Problem: Check each line of the listing for the string "médio", count the lines that have it, and answer with that number only.

Supplied information:

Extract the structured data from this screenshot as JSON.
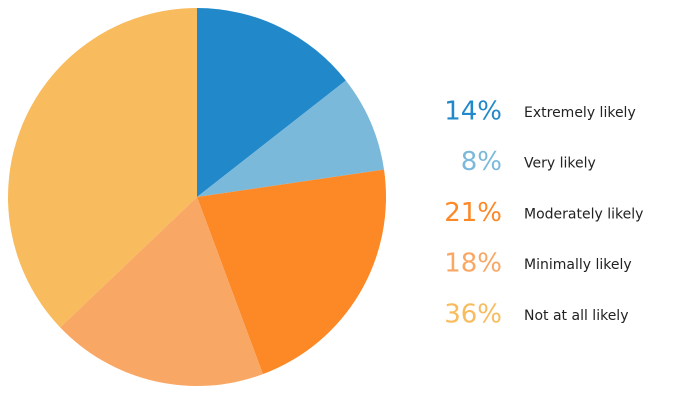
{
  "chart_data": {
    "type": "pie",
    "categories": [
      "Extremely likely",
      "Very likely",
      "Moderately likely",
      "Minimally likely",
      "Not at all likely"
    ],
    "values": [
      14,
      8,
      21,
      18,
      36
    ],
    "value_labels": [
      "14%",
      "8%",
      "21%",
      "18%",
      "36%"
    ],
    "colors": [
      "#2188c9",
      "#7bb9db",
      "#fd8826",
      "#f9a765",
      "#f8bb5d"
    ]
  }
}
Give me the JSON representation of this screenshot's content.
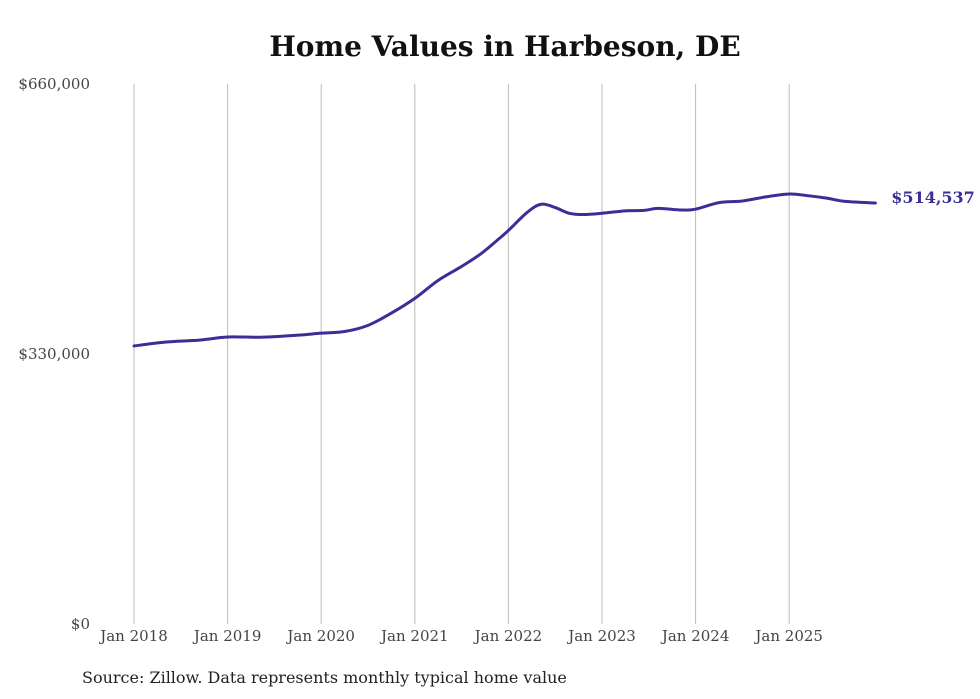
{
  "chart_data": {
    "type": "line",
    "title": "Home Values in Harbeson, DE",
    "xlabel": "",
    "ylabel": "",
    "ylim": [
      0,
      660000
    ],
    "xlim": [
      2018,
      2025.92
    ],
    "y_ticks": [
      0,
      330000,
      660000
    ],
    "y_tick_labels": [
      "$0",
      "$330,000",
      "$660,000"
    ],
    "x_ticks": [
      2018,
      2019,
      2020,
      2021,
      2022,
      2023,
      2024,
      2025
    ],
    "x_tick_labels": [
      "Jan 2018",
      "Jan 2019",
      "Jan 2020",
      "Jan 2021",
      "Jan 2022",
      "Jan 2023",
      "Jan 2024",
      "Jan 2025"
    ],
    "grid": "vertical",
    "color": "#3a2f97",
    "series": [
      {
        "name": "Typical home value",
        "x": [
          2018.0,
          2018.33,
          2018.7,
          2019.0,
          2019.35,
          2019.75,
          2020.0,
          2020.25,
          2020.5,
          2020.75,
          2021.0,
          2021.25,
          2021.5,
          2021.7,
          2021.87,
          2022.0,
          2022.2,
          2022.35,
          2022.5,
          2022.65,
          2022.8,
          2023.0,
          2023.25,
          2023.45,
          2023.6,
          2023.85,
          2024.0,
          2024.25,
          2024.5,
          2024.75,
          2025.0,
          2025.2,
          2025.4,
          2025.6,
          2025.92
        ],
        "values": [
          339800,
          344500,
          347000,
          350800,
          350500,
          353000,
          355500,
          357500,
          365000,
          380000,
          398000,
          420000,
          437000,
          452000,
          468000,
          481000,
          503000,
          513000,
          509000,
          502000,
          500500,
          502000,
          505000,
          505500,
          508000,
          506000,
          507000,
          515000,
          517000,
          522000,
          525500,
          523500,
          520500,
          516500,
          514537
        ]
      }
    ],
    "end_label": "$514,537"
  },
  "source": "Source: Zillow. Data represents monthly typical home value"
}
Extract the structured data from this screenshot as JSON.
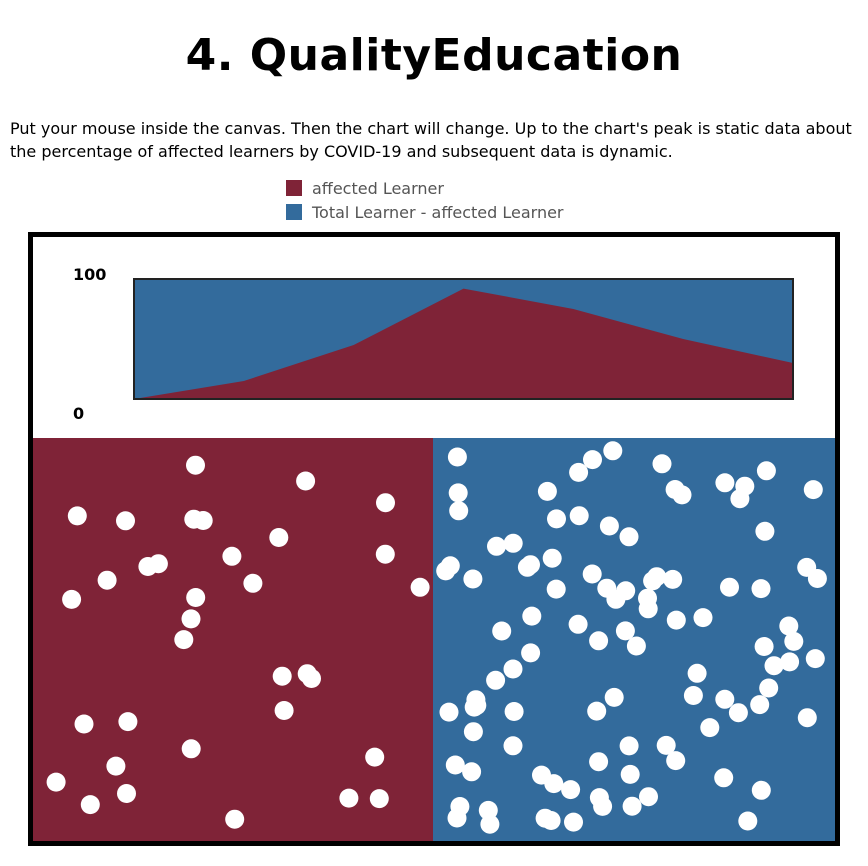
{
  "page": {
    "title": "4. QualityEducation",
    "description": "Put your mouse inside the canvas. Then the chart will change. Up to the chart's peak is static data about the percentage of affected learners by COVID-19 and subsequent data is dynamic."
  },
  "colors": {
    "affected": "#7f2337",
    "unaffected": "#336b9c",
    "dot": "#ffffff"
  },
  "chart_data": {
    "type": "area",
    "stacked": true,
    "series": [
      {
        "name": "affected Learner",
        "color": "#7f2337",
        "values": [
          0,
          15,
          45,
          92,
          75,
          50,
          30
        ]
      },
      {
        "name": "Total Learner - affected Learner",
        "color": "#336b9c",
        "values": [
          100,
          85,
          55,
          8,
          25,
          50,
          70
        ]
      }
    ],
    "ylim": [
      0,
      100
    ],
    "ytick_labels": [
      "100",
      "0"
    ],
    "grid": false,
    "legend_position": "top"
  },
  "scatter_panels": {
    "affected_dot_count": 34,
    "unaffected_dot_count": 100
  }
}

...

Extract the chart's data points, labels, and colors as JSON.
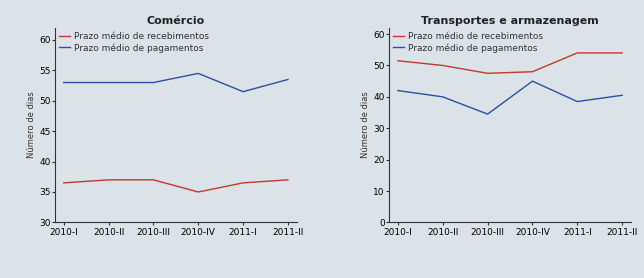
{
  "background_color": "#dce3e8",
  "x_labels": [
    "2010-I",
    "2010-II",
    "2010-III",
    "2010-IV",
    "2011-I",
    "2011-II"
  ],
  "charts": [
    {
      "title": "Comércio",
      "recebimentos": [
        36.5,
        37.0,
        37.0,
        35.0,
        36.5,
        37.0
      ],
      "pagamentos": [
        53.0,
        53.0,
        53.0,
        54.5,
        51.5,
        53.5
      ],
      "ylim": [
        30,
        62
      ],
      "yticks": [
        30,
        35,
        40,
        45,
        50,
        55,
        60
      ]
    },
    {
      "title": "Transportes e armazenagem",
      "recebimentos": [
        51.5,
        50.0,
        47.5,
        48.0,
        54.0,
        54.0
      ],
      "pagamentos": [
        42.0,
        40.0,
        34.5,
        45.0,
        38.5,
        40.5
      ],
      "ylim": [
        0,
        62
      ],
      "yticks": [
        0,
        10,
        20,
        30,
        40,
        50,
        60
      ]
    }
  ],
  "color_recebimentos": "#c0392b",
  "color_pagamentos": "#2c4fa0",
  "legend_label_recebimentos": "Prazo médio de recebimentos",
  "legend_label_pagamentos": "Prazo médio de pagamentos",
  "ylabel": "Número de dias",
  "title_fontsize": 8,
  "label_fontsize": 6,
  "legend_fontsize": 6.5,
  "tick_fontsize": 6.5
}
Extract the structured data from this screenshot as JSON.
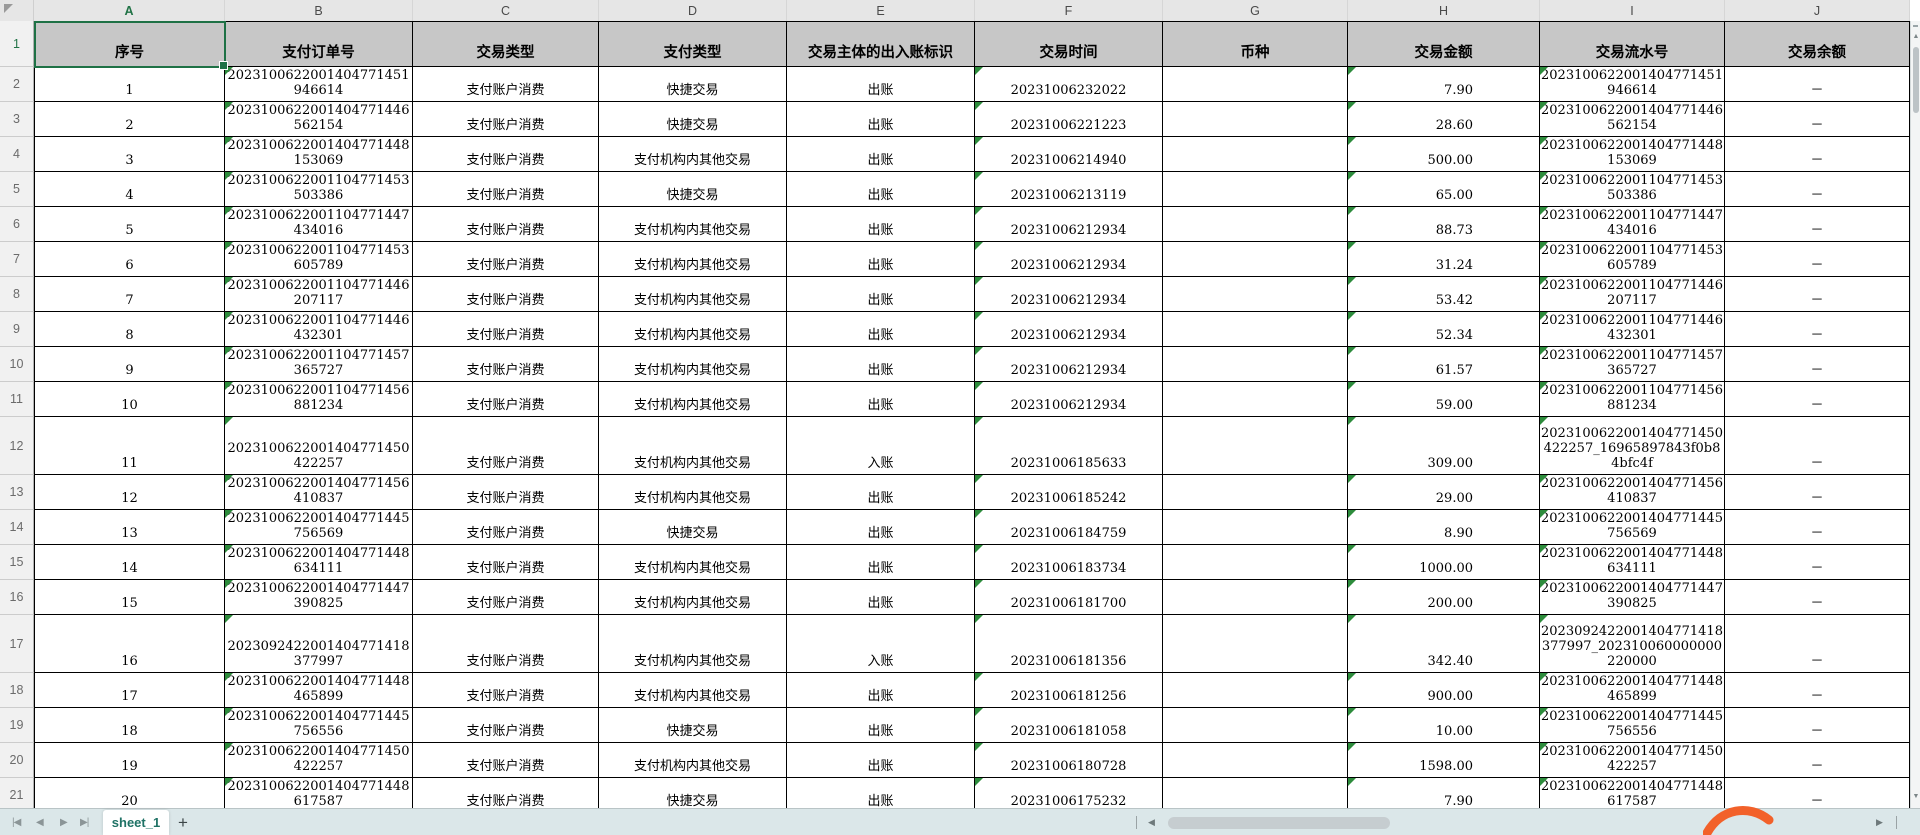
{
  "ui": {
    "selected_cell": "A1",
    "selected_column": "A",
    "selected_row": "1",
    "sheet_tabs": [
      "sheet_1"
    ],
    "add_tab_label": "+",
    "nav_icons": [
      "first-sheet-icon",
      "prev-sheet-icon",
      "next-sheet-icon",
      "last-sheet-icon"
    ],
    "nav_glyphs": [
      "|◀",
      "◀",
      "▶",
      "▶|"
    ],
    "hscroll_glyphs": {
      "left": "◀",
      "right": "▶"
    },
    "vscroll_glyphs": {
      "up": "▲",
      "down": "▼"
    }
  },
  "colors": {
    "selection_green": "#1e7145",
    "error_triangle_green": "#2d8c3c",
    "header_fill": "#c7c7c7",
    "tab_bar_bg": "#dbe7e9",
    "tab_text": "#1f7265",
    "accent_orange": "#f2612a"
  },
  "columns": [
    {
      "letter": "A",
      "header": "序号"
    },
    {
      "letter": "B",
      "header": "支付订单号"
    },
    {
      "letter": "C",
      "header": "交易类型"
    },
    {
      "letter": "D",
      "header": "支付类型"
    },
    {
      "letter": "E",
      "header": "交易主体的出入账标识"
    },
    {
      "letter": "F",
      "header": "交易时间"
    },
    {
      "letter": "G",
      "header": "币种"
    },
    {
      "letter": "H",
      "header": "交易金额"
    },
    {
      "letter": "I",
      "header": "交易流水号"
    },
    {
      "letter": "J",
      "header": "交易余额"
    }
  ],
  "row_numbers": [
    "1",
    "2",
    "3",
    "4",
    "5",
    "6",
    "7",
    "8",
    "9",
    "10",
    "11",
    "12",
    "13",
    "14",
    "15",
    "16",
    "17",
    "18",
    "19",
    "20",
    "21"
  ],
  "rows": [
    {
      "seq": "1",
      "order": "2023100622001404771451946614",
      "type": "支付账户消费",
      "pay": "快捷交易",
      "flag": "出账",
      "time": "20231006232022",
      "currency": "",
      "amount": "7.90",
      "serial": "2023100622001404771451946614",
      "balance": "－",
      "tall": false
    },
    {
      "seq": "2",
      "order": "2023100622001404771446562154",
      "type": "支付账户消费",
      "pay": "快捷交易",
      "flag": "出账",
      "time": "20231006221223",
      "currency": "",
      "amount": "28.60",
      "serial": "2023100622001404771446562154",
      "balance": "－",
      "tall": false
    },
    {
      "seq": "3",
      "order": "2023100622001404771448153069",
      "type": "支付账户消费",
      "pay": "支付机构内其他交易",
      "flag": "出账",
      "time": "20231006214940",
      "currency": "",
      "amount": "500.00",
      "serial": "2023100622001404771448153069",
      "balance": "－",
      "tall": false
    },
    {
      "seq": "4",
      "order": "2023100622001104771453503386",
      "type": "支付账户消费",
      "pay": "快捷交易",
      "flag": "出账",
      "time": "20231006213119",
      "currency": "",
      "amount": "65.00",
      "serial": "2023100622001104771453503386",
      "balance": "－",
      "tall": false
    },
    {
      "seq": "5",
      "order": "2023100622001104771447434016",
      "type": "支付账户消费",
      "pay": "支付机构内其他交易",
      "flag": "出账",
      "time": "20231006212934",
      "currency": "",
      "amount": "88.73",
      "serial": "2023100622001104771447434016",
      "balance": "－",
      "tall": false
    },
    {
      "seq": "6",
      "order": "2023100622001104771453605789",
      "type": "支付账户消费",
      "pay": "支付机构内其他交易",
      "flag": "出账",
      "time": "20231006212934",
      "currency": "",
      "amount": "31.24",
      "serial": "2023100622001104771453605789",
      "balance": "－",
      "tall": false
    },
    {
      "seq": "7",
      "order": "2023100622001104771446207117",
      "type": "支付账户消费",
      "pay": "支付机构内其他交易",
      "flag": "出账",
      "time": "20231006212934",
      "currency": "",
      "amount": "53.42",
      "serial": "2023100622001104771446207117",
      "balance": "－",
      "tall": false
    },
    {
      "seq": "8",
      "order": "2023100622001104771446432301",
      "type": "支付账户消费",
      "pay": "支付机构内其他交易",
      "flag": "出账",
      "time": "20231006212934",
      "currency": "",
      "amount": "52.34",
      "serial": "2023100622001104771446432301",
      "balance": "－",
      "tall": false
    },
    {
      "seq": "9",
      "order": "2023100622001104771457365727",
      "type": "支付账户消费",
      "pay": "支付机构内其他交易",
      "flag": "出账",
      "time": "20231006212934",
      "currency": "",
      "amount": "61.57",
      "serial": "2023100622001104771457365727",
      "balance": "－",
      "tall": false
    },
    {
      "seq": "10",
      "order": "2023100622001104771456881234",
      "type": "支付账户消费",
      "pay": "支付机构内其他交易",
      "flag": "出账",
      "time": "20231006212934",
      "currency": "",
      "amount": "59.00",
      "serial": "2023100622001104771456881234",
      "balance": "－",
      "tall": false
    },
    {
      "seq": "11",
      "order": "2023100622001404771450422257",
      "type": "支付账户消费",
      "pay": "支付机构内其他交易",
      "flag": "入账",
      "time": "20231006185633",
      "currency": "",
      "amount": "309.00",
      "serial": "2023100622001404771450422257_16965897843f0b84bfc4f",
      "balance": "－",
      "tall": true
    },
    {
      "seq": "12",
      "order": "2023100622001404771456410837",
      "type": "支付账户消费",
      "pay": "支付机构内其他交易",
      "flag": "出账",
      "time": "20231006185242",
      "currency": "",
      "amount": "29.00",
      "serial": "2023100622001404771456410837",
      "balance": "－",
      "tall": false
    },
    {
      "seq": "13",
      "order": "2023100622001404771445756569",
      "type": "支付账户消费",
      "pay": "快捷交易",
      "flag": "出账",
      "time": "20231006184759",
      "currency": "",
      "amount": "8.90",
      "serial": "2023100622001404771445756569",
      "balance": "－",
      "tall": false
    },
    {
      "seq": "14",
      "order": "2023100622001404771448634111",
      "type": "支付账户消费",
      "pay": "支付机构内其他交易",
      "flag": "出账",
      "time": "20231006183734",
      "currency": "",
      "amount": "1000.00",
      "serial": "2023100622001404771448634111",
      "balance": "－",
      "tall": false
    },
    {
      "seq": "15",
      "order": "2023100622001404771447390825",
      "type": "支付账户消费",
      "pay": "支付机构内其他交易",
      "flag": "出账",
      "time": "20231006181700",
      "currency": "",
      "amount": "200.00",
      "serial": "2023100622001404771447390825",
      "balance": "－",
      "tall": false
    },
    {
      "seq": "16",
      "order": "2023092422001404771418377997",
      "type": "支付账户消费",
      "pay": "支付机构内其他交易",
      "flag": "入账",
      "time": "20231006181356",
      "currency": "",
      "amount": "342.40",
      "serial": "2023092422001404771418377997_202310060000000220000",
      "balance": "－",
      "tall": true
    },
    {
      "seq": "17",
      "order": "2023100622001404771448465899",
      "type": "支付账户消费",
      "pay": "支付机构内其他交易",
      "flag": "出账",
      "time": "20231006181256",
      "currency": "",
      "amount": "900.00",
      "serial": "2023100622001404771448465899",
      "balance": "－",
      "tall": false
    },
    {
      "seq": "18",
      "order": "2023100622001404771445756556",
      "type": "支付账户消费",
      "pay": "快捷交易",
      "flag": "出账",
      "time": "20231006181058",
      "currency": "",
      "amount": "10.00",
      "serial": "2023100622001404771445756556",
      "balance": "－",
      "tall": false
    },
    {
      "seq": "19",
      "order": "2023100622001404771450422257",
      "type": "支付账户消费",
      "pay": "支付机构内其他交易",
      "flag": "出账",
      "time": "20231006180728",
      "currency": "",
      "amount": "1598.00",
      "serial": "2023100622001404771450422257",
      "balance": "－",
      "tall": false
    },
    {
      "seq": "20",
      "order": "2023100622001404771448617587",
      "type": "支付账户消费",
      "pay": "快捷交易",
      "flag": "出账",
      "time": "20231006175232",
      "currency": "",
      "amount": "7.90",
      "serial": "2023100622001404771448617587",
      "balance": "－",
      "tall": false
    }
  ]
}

Result of the task: 2